"""

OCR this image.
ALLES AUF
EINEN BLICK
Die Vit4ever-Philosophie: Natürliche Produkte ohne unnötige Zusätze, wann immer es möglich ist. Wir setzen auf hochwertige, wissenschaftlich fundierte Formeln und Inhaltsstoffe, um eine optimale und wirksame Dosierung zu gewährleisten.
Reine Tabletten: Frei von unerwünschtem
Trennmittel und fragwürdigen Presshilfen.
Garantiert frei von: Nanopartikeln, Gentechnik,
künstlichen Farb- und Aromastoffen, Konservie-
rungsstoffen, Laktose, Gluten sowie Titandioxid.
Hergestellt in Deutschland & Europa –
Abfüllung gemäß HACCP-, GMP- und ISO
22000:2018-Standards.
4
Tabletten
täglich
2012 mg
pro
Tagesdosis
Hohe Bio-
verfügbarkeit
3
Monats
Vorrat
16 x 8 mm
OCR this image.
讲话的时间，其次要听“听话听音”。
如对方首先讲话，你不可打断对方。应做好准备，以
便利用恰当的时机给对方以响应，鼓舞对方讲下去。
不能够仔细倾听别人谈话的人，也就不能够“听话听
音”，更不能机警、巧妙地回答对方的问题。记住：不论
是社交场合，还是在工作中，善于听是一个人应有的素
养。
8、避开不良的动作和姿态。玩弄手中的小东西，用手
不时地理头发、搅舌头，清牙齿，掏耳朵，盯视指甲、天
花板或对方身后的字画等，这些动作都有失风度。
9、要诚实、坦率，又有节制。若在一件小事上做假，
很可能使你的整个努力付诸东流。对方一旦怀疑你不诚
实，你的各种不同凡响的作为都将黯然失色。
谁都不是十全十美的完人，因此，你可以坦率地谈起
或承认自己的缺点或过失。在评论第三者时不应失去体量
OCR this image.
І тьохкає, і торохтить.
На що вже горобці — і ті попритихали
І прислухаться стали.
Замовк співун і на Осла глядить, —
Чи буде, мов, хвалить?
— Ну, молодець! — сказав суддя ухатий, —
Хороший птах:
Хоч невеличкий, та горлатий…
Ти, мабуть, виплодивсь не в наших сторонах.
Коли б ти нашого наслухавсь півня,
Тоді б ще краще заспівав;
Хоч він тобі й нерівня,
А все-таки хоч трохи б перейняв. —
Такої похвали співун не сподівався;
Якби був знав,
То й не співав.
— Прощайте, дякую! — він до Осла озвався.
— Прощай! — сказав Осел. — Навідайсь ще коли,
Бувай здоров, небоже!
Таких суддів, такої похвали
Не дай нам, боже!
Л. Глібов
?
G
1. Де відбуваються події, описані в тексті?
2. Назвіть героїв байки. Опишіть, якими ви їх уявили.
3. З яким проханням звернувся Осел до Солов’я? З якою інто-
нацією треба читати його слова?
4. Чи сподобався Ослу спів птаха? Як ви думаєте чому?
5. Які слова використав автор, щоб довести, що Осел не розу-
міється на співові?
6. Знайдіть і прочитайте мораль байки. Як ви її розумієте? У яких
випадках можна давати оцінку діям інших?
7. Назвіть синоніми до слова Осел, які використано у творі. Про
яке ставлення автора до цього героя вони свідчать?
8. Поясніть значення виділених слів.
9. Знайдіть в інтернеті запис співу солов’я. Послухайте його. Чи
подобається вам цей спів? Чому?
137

"""

TASK REQUIREMENTS | Consider the entries above and return each line with the string "слова".

RESULT BELOW |
нацією треба читати його слова?
5. Які слова використав автор, щоб довести, що Осел не розу-
7. Назвіть синоніми до слова Осел, які використано у творі. Про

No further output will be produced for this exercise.